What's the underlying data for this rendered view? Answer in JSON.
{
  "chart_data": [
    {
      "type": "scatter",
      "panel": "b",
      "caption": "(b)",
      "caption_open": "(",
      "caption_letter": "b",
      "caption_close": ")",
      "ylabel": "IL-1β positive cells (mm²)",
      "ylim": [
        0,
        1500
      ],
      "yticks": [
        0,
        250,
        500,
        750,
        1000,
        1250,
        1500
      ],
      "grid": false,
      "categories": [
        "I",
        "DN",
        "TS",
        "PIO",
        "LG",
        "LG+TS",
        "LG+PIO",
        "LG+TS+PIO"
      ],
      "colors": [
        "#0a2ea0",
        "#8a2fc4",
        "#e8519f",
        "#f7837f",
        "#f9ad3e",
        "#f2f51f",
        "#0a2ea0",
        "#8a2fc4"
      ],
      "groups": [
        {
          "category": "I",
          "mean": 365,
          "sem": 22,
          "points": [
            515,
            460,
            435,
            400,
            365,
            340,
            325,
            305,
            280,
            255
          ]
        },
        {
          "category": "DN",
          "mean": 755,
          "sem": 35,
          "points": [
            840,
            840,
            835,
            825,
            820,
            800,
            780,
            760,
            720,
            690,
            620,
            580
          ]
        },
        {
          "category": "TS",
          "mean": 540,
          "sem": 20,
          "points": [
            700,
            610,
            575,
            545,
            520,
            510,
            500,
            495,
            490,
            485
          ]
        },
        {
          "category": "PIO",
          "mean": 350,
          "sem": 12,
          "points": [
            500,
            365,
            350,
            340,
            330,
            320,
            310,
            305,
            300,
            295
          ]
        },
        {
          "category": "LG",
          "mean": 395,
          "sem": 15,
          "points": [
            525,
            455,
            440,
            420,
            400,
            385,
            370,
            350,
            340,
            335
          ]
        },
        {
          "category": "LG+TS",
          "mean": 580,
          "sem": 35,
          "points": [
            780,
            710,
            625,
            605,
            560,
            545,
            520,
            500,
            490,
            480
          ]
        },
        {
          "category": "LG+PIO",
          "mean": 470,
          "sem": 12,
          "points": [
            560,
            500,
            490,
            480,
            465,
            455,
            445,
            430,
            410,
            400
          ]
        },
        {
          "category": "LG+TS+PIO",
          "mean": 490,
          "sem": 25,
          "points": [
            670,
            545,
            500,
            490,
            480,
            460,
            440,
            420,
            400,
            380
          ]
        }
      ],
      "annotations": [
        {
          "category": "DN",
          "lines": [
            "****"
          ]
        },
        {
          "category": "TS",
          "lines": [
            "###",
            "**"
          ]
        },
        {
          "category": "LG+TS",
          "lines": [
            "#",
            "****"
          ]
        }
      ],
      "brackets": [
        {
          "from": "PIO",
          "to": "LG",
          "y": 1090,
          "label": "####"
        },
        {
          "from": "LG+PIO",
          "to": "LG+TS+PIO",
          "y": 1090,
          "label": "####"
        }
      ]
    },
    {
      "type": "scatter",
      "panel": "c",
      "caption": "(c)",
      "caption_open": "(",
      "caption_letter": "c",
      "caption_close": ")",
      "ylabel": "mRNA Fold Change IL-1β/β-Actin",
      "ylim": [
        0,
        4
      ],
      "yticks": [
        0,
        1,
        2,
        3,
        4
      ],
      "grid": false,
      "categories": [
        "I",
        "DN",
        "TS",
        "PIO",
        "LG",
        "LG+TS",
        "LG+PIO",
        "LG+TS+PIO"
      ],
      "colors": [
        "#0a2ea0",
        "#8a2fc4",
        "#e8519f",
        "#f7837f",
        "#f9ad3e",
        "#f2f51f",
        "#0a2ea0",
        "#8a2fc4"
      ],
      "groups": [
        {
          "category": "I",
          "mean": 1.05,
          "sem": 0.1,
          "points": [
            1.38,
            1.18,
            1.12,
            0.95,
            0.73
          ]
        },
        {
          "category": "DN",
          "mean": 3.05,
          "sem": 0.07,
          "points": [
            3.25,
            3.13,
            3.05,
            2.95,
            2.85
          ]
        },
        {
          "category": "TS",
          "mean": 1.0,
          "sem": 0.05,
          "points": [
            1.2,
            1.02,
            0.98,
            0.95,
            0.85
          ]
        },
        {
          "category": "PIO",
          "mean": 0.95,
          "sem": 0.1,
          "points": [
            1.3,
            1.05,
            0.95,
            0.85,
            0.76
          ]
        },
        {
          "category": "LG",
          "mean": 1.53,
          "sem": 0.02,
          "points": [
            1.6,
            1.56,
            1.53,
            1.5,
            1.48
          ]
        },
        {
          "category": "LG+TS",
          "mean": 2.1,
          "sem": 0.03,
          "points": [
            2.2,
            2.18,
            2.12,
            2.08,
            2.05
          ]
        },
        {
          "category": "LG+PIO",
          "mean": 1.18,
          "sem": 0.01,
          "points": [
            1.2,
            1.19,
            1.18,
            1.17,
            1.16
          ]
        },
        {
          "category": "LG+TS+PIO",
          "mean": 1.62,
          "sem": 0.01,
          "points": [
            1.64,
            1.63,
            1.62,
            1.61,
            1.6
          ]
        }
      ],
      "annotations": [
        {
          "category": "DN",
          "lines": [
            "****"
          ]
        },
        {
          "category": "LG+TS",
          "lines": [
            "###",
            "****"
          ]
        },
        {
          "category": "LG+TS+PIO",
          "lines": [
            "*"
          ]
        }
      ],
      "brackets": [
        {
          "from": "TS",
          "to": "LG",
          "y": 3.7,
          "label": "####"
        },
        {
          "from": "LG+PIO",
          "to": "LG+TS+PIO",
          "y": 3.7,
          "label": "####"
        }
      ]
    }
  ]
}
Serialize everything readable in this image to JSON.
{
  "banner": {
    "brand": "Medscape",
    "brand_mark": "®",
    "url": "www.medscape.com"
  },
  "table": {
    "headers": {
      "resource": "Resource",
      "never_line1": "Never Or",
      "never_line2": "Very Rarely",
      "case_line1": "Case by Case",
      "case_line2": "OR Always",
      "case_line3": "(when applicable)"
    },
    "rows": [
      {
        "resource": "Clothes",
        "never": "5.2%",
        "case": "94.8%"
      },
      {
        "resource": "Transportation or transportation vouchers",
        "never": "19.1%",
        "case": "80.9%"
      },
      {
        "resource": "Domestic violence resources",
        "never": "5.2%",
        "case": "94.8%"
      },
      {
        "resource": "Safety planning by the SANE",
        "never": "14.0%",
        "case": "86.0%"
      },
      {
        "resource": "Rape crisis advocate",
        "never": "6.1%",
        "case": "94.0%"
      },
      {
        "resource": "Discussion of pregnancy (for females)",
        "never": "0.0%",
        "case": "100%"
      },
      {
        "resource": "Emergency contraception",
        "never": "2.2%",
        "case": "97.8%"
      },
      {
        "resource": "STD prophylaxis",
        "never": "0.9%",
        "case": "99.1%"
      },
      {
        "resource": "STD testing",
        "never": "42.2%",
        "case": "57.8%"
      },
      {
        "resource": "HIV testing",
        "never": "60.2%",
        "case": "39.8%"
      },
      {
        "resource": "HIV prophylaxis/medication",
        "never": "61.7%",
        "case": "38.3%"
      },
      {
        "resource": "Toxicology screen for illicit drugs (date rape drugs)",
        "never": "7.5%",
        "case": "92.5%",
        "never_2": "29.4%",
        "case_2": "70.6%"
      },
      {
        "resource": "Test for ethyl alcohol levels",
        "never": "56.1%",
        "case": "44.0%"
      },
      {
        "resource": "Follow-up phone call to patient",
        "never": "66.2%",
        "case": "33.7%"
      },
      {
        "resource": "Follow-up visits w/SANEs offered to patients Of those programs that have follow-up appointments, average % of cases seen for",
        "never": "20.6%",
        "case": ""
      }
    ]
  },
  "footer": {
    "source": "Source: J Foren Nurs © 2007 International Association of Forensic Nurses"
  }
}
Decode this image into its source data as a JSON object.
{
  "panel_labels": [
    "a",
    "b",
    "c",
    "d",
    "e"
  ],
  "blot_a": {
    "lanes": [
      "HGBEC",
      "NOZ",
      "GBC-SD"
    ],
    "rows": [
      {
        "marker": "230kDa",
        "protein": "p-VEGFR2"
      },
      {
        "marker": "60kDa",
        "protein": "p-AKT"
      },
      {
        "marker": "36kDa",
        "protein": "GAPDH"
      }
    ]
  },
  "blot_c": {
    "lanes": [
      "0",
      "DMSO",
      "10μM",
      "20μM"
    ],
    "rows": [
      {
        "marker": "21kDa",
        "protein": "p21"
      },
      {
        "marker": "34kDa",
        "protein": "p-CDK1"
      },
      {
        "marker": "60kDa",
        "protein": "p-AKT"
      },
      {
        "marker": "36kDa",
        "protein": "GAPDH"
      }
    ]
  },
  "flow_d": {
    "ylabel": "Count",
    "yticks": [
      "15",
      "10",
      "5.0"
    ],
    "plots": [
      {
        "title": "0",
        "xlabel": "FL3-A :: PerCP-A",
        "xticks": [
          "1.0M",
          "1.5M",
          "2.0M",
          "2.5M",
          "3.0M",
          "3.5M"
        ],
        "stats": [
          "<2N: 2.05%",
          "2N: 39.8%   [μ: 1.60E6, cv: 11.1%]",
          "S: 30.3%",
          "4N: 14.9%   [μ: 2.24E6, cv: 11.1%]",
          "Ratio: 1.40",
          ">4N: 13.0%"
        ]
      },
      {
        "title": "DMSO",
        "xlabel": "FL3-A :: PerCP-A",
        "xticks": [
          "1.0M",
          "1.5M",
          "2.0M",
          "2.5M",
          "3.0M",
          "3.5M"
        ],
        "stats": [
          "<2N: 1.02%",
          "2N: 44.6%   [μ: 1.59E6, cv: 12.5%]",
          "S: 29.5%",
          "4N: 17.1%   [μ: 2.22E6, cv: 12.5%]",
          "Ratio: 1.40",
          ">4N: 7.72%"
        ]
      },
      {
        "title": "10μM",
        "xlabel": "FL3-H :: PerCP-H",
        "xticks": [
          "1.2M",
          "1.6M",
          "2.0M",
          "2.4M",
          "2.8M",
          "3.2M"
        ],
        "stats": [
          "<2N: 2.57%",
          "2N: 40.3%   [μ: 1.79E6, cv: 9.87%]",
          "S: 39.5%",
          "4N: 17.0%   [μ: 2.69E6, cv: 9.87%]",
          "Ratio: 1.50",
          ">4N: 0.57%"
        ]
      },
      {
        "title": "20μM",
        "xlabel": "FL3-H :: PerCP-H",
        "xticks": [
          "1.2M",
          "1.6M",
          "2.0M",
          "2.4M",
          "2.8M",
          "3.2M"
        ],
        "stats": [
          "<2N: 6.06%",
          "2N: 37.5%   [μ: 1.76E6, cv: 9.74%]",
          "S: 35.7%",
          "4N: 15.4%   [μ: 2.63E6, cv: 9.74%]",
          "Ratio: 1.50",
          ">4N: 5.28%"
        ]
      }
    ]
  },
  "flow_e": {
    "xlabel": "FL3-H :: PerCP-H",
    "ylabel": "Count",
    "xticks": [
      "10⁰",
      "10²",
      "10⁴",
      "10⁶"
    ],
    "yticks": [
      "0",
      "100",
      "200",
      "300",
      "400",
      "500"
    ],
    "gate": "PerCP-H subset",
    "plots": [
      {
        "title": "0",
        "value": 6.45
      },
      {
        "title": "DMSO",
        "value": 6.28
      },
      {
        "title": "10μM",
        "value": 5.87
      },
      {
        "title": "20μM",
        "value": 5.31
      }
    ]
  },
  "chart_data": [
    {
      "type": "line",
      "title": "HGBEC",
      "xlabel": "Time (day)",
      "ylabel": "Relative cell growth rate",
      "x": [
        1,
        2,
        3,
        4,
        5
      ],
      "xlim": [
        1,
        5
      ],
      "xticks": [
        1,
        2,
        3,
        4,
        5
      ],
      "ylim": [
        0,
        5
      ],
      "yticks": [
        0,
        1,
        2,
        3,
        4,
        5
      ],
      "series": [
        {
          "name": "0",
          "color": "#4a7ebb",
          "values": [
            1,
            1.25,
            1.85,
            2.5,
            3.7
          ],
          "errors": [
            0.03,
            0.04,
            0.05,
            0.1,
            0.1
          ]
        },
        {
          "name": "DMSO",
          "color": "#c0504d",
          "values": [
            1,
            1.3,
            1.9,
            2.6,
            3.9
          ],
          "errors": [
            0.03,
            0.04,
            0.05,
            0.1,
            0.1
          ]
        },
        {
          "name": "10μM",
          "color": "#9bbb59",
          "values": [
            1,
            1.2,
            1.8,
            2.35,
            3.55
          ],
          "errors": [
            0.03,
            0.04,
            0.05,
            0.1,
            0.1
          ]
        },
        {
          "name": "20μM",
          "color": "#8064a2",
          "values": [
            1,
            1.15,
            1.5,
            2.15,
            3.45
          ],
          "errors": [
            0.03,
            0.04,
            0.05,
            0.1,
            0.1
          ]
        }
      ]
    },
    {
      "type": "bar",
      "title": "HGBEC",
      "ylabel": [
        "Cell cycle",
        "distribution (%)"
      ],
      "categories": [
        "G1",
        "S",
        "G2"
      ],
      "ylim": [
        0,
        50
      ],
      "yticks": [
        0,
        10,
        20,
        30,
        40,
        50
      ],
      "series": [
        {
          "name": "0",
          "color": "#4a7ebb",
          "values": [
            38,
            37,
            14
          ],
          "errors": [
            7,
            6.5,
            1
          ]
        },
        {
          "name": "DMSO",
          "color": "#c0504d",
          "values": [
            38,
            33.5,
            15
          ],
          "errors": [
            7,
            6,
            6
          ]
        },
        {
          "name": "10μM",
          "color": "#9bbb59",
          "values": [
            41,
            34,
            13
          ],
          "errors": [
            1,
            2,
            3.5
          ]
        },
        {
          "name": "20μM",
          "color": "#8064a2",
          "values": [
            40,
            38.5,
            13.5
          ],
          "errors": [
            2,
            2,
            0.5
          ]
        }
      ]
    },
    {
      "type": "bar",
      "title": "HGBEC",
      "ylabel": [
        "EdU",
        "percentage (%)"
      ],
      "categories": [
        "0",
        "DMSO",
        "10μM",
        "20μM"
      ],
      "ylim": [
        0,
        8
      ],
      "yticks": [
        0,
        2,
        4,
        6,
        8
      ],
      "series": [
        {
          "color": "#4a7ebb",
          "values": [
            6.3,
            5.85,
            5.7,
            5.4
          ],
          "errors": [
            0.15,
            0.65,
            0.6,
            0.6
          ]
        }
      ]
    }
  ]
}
---
When a line in the data contains "testing", return it as written.

ANSWER SPACE:
        "resource": "STD testing",
        "resource": "HIV testing",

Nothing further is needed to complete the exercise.